## DIRECTION
Check each line of the listing below for the string "novos", and copy the ones that have it.
-------------------------
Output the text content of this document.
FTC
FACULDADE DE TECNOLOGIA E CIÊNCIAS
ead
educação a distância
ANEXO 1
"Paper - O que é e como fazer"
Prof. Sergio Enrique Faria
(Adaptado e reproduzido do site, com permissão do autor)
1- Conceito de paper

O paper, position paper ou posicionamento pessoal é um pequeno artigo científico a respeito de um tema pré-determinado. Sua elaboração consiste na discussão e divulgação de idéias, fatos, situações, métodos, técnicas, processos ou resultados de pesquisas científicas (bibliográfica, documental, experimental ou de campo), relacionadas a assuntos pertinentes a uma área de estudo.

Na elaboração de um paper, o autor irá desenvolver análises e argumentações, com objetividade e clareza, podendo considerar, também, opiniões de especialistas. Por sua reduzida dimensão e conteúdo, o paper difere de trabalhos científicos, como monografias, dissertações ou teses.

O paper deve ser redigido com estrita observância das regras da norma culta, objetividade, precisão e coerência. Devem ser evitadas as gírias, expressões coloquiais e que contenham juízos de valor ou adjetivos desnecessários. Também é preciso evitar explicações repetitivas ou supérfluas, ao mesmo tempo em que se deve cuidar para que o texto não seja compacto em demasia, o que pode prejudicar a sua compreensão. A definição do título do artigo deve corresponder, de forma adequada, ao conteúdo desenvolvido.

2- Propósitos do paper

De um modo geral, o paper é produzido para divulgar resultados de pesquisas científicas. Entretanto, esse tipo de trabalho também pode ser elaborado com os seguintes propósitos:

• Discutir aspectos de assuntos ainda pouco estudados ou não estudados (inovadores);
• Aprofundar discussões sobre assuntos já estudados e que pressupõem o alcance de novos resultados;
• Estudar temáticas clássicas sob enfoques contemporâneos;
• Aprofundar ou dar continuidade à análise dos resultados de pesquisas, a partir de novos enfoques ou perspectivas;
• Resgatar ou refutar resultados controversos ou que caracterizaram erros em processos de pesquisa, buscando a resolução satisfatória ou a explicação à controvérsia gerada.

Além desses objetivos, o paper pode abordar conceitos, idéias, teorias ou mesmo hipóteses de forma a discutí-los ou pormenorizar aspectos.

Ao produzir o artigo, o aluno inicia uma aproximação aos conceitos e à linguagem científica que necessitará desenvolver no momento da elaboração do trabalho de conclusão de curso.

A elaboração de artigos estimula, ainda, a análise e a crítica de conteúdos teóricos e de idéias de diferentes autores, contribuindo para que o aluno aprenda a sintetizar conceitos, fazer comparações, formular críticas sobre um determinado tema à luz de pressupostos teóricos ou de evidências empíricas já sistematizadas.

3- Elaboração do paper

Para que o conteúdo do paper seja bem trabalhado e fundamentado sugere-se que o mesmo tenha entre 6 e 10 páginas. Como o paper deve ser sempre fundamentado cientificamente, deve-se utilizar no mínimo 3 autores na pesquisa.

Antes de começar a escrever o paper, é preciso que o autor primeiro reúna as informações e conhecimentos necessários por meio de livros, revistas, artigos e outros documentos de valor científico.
-------------------------
## FINISHED EXERCISE
• Aprofundar discussões sobre assuntos já estudados e que pressupõem o alcance de novos resultados;
• Aprofundar ou dar continuidade à análise dos resultados de pesquisas, a partir de novos enfoques ou perspectivas;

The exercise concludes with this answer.